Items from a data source
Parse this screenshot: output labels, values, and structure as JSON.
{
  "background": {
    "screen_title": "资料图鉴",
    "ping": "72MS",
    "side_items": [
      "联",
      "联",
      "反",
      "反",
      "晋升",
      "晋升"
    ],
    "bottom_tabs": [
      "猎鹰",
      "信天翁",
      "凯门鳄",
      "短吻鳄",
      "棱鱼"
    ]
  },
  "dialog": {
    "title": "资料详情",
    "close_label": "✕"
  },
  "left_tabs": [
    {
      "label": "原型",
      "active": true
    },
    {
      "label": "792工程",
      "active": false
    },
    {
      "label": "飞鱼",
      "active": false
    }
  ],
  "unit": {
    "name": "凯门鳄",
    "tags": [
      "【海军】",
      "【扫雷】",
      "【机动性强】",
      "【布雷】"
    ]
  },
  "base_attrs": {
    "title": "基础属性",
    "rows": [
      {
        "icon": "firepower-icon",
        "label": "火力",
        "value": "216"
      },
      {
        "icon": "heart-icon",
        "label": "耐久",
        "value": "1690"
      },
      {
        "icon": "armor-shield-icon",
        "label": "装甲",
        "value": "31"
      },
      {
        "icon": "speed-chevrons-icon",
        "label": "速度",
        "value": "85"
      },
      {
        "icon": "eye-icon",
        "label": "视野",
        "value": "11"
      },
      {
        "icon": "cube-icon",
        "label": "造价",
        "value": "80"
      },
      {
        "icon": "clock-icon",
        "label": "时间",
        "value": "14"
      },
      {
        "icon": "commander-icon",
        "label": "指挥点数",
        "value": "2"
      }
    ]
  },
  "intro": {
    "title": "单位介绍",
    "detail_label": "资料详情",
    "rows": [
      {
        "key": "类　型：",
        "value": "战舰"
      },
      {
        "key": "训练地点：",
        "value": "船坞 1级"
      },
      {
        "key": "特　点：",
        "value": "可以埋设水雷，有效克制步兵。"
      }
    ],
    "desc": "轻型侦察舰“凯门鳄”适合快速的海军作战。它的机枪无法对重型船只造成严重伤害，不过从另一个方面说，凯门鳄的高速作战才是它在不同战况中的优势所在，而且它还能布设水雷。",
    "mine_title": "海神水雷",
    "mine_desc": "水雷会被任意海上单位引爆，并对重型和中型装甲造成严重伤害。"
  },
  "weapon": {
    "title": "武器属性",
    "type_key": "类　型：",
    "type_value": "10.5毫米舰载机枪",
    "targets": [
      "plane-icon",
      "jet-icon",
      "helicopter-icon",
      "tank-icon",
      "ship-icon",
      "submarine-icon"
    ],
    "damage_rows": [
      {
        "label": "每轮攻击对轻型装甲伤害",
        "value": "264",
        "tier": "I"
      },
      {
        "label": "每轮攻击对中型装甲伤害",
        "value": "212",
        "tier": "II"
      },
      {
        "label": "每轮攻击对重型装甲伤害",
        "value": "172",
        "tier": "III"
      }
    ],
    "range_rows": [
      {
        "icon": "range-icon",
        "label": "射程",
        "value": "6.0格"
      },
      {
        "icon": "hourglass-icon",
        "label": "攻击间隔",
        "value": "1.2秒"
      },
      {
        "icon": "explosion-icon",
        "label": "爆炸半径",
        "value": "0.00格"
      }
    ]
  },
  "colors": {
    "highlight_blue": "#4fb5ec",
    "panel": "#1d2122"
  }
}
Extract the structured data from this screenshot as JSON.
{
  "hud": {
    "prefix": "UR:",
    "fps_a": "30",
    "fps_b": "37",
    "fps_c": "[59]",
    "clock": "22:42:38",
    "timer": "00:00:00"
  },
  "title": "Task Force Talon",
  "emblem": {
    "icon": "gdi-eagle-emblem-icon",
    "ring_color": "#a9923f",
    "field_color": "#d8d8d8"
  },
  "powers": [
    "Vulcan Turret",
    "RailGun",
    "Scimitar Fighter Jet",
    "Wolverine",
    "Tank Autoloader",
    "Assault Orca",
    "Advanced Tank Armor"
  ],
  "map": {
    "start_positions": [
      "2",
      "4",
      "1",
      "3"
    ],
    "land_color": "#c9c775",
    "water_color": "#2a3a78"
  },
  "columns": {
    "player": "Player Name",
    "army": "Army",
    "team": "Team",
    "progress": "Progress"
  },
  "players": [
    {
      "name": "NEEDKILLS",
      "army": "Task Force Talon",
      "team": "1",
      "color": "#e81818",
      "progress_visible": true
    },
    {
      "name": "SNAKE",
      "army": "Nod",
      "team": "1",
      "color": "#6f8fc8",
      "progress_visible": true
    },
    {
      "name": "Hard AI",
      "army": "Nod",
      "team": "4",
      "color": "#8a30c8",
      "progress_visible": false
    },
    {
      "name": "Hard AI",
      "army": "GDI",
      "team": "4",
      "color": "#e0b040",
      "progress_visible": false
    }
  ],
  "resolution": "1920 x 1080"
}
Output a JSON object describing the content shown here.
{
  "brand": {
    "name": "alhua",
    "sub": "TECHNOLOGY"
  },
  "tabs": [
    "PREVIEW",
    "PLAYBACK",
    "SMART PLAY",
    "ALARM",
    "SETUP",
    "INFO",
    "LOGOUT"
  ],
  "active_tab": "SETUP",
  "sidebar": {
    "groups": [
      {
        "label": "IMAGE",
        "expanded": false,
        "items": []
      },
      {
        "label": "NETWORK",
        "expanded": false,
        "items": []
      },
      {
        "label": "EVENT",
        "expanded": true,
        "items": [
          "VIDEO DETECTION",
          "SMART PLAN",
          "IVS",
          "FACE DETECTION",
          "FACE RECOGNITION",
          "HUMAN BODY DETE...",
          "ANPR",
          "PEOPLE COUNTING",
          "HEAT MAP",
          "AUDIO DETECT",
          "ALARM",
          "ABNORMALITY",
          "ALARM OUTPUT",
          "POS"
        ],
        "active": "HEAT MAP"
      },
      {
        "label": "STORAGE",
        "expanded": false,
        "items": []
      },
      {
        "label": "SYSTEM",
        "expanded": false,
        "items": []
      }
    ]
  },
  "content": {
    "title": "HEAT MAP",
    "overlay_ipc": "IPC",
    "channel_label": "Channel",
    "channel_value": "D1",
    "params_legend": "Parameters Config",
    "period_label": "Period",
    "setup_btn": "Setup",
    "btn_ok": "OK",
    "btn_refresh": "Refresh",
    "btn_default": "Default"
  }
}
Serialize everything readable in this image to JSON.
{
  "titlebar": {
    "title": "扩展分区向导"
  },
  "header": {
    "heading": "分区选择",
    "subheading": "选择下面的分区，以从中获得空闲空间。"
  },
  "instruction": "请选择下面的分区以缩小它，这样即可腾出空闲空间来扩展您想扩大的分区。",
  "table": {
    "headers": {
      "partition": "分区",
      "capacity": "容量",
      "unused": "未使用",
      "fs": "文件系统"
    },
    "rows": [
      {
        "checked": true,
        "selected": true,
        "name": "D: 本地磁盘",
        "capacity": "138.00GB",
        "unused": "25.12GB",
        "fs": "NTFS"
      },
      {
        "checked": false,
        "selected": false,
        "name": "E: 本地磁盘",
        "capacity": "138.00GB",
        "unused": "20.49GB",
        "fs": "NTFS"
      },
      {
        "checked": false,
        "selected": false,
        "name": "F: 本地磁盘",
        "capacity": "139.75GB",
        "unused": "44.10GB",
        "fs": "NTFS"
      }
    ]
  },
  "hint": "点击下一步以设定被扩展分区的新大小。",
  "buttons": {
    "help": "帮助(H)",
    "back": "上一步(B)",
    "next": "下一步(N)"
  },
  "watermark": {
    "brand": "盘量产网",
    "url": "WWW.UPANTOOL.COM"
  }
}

Task instructions: Repeat every line of the records above exactly.

Expected answer:
Parse this screenshot: output labels, values, and structure as JSON.
{
  "background": {
    "screen_title": "资料图鉴",
    "ping": "72MS",
    "side_items": [
      "联",
      "联",
      "反",
      "反",
      "晋升",
      "晋升"
    ],
    "bottom_tabs": [
      "猎鹰",
      "信天翁",
      "凯门鳄",
      "短吻鳄",
      "棱鱼"
    ]
  },
  "dialog": {
    "title": "资料详情",
    "close_label": "✕"
  },
  "left_tabs": [
    {
      "label": "原型",
      "active": true
    },
    {
      "label": "792工程",
      "active": false
    },
    {
      "label": "飞鱼",
      "active": false
    }
  ],
  "unit": {
    "name": "凯门鳄",
    "tags": [
      "【海军】",
      "【扫雷】",
      "【机动性强】",
      "【布雷】"
    ]
  },
  "base_attrs": {
    "title": "基础属性",
    "rows": [
      {
        "icon": "firepower-icon",
        "label": "火力",
        "value": "216"
      },
      {
        "icon": "heart-icon",
        "label": "耐久",
        "value": "1690"
      },
      {
        "icon": "armor-shield-icon",
        "label": "装甲",
        "value": "31"
      },
      {
        "icon": "speed-chevrons-icon",
        "label": "速度",
        "value": "85"
      },
      {
        "icon": "eye-icon",
        "label": "视野",
        "value": "11"
      },
      {
        "icon": "cube-icon",
        "label": "造价",
        "value": "80"
      },
      {
        "icon": "clock-icon",
        "label": "时间",
        "value": "14"
      },
      {
        "icon": "commander-icon",
        "label": "指挥点数",
        "value": "2"
      }
    ]
  },
  "intro": {
    "title": "单位介绍",
    "detail_label": "资料详情",
    "rows": [
      {
        "key": "类　型：",
        "value": "战舰"
      },
      {
        "key": "训练地点：",
        "value": "船坞 1级"
      },
      {
        "key": "特　点：",
        "value": "可以埋设水雷，有效克制步兵。"
      }
    ],
    "desc": "轻型侦察舰“凯门鳄”适合快速的海军作战。它的机枪无法对重型船只造成严重伤害，不过从另一个方面说，凯门鳄的高速作战才是它在不同战况中的优势所在，而且它还能布设水雷。",
    "mine_title": "海神水雷",
    "mine_desc": "水雷会被任意海上单位引爆，并对重型和中型装甲造成严重伤害。"
  },
  "weapon": {
    "title": "武器属性",
    "type_key": "类　型：",
    "type_value": "10.5毫米舰载机枪",
    "targets": [
      "plane-icon",
      "jet-icon",
      "helicopter-icon",
      "tank-icon",
      "ship-icon",
      "submarine-icon"
    ],
    "damage_rows": [
      {
        "label": "每轮攻击对轻型装甲伤害",
        "value": "264",
        "tier": "I"
      },
      {
        "label": "每轮攻击对中型装甲伤害",
        "value": "212",
        "tier": "II"
      },
      {
        "label": "每轮攻击对重型装甲伤害",
        "value": "172",
        "tier": "III"
      }
    ],
    "range_rows": [
      {
        "icon": "range-icon",
        "label": "射程",
        "value": "6.0格"
      },
      {
        "icon": "hourglass-icon",
        "label": "攻击间隔",
        "value": "1.2秒"
      },
      {
        "icon": "explosion-icon",
        "label": "爆炸半径",
        "value": "0.00格"
      }
    ]
  },
  "colors": {
    "highlight_blue": "#4fb5ec",
    "panel": "#1d2122"
  }
}
Extract the structured data from this screenshot as JSON.
{
  "hud": {
    "prefix": "UR:",
    "fps_a": "30",
    "fps_b": "37",
    "fps_c": "[59]",
    "clock": "22:42:38",
    "timer": "00:00:00"
  },
  "title": "Task Force Talon",
  "emblem": {
    "icon": "gdi-eagle-emblem-icon",
    "ring_color": "#a9923f",
    "field_color": "#d8d8d8"
  },
  "powers": [
    "Vulcan Turret",
    "RailGun",
    "Scimitar Fighter Jet",
    "Wolverine",
    "Tank Autoloader",
    "Assault Orca",
    "Advanced Tank Armor"
  ],
  "map": {
    "start_positions": [
      "2",
      "4",
      "1",
      "3"
    ],
    "land_color": "#c9c775",
    "water_color": "#2a3a78"
  },
  "columns": {
    "player": "Player Name",
    "army": "Army",
    "team": "Team",
    "progress": "Progress"
  },
  "players": [
    {
      "name": "NEEDKILLS",
      "army": "Task Force Talon",
      "team": "1",
      "color": "#e81818",
      "progress_visible": true
    },
    {
      "name": "SNAKE",
      "army": "Nod",
      "team": "1",
      "color": "#6f8fc8",
      "progress_visible": true
    },
    {
      "name": "Hard AI",
      "army": "Nod",
      "team": "4",
      "color": "#8a30c8",
      "progress_visible": false
    },
    {
      "name": "Hard AI",
      "army": "GDI",
      "team": "4",
      "color": "#e0b040",
      "progress_visible": false
    }
  ],
  "resolution": "1920 x 1080"
}
Output a JSON object describing the content shown here.
{
  "brand": {
    "name": "alhua",
    "sub": "TECHNOLOGY"
  },
  "tabs": [
    "PREVIEW",
    "PLAYBACK",
    "SMART PLAY",
    "ALARM",
    "SETUP",
    "INFO",
    "LOGOUT"
  ],
  "active_tab": "SETUP",
  "sidebar": {
    "groups": [
      {
        "label": "IMAGE",
        "expanded": false,
        "items": []
      },
      {
        "label": "NETWORK",
        "expanded": false,
        "items": []
      },
      {
        "label": "EVENT",
        "expanded": true,
        "items": [
          "VIDEO DETECTION",
          "SMART PLAN",
          "IVS",
          "FACE DETECTION",
          "FACE RECOGNITION",
          "HUMAN BODY DETE...",
          "ANPR",
          "PEOPLE COUNTING",
          "HEAT MAP",
          "AUDIO DETECT",
          "ALARM",
          "ABNORMALITY",
          "ALARM OUTPUT",
          "POS"
        ],
        "active": "HEAT MAP"
      },
      {
        "label": "STORAGE",
        "expanded": false,
        "items": []
      },
      {
        "label": "SYSTEM",
        "expanded": false,
        "items": []
      }
    ]
  },
  "content": {
    "title": "HEAT MAP",
    "overlay_ipc": "IPC",
    "channel_label": "Channel",
    "channel_value": "D1",
    "params_legend": "Parameters Config",
    "period_label": "Period",
    "setup_btn": "Setup",
    "btn_ok": "OK",
    "btn_refresh": "Refresh",
    "btn_default": "Default"
  }
}
Serialize everything readable in this image to JSON.
{
  "titlebar": {
    "title": "扩展分区向导"
  },
  "header": {
    "heading": "分区选择",
    "subheading": "选择下面的分区，以从中获得空闲空间。"
  },
  "instruction": "请选择下面的分区以缩小它，这样即可腾出空闲空间来扩展您想扩大的分区。",
  "table": {
    "headers": {
      "partition": "分区",
      "capacity": "容量",
      "unused": "未使用",
      "fs": "文件系统"
    },
    "rows": [
      {
        "checked": true,
        "selected": true,
        "name": "D: 本地磁盘",
        "capacity": "138.00GB",
        "unused": "25.12GB",
        "fs": "NTFS"
      },
      {
        "checked": false,
        "selected": false,
        "name": "E: 本地磁盘",
        "capacity": "138.00GB",
        "unused": "20.49GB",
        "fs": "NTFS"
      },
      {
        "checked": false,
        "selected": false,
        "name": "F: 本地磁盘",
        "capacity": "139.75GB",
        "unused": "44.10GB",
        "fs": "NTFS"
      }
    ]
  },
  "hint": "点击下一步以设定被扩展分区的新大小。",
  "buttons": {
    "help": "帮助(H)",
    "back": "上一步(B)",
    "next": "下一步(N)"
  },
  "watermark": {
    "brand": "盘量产网",
    "url": "WWW.UPANTOOL.COM"
  }
}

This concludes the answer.